__The request__
Copy every line that holds "mean".

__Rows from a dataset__
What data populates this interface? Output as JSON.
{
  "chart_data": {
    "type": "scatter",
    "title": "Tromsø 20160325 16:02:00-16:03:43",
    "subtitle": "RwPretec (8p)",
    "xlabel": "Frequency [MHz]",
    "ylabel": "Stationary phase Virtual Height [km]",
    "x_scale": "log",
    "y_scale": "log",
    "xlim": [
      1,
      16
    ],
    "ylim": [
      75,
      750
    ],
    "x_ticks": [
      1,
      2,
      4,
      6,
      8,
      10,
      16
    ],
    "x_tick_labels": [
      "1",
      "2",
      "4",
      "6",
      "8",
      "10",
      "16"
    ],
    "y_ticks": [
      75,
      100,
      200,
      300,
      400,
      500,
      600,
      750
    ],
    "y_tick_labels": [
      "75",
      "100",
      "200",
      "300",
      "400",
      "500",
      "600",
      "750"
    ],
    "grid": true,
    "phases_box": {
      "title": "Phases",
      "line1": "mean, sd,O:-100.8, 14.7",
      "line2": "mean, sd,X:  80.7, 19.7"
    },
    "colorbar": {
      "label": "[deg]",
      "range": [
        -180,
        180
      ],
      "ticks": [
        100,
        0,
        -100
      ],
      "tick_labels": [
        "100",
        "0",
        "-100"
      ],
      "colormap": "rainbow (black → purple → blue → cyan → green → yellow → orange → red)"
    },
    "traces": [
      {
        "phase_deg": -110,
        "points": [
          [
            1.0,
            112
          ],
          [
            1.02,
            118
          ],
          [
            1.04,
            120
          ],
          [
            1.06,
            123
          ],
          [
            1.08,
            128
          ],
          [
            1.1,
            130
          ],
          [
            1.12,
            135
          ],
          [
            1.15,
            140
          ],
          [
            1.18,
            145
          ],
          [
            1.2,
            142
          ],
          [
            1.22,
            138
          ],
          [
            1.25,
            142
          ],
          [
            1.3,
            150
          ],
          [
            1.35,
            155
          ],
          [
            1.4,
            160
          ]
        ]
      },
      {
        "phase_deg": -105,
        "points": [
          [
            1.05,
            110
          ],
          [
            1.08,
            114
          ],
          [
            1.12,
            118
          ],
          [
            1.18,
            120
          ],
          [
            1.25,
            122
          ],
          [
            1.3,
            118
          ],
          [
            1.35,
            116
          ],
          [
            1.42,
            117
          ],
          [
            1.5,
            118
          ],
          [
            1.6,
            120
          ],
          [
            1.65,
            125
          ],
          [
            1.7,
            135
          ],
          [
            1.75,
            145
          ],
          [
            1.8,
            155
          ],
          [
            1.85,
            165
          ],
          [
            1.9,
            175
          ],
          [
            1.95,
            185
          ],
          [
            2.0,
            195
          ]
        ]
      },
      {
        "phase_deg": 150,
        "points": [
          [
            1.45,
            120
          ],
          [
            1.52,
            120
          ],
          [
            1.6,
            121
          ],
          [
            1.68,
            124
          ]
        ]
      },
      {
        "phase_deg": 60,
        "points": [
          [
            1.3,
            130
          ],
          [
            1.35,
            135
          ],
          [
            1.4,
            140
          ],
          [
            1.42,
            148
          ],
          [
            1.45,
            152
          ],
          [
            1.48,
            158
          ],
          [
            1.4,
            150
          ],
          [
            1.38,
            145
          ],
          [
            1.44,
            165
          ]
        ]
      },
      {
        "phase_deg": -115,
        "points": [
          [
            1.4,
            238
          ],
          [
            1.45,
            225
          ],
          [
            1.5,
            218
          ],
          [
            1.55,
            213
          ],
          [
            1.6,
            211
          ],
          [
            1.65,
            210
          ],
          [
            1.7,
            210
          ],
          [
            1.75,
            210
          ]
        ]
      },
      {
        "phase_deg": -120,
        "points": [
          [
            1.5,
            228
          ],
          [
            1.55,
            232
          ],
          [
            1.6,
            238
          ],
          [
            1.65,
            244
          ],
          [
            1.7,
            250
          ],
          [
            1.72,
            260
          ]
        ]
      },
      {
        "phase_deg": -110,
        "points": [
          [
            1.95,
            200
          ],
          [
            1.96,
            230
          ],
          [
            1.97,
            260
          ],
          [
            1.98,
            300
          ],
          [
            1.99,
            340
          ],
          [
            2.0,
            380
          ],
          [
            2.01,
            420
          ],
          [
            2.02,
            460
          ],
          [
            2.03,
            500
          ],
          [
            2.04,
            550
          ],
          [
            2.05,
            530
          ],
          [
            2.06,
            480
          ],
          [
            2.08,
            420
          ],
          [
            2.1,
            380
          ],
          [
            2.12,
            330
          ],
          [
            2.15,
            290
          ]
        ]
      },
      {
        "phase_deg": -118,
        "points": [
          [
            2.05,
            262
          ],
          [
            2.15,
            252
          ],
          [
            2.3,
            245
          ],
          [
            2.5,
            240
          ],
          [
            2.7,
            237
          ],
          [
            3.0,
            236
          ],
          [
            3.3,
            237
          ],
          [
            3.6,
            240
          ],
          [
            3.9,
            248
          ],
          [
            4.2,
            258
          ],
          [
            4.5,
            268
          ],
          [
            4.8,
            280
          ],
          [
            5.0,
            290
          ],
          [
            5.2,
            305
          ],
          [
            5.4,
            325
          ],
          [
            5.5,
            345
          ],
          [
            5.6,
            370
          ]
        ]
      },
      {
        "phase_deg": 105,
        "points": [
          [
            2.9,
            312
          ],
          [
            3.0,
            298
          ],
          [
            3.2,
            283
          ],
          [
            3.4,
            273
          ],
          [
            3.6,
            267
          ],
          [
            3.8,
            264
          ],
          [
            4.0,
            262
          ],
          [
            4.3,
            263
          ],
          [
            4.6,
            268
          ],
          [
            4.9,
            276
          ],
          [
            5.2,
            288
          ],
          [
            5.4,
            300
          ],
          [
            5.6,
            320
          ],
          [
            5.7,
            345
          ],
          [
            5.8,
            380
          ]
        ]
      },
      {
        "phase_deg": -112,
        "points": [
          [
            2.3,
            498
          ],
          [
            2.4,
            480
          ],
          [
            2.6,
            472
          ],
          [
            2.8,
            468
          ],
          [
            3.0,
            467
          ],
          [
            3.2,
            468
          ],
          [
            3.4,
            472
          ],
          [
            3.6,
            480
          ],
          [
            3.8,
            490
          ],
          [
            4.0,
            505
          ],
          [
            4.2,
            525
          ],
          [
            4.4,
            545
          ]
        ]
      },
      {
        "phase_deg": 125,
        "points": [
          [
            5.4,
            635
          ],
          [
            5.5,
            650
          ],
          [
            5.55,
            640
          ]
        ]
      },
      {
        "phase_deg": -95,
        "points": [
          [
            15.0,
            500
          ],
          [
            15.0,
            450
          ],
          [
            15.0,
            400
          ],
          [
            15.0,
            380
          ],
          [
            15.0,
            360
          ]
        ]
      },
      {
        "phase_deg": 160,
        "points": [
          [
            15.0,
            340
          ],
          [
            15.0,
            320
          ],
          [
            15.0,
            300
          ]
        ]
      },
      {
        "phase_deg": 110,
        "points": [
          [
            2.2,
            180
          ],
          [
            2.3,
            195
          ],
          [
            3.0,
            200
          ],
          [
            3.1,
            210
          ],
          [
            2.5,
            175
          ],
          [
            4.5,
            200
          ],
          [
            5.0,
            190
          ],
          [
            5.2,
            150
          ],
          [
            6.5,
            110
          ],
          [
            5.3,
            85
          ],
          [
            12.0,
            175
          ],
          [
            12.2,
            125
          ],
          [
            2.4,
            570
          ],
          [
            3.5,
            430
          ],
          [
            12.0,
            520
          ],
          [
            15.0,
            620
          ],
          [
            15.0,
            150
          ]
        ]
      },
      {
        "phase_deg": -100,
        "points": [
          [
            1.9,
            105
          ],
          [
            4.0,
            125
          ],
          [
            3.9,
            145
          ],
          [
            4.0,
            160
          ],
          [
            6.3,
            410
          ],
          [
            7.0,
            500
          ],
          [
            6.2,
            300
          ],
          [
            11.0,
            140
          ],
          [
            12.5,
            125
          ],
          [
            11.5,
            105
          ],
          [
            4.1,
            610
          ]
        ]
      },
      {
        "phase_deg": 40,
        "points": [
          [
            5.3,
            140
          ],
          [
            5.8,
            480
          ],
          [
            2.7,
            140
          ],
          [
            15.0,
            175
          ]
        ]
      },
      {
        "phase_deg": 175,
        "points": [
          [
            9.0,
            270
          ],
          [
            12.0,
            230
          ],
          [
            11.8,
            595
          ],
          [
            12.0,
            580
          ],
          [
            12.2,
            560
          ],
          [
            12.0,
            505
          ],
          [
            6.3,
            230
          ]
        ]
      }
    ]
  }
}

__Task output__
      "line1": "mean, sd,O:-100.8, 14.7",
      "line2": "mean, sd,X:  80.7, 19.7"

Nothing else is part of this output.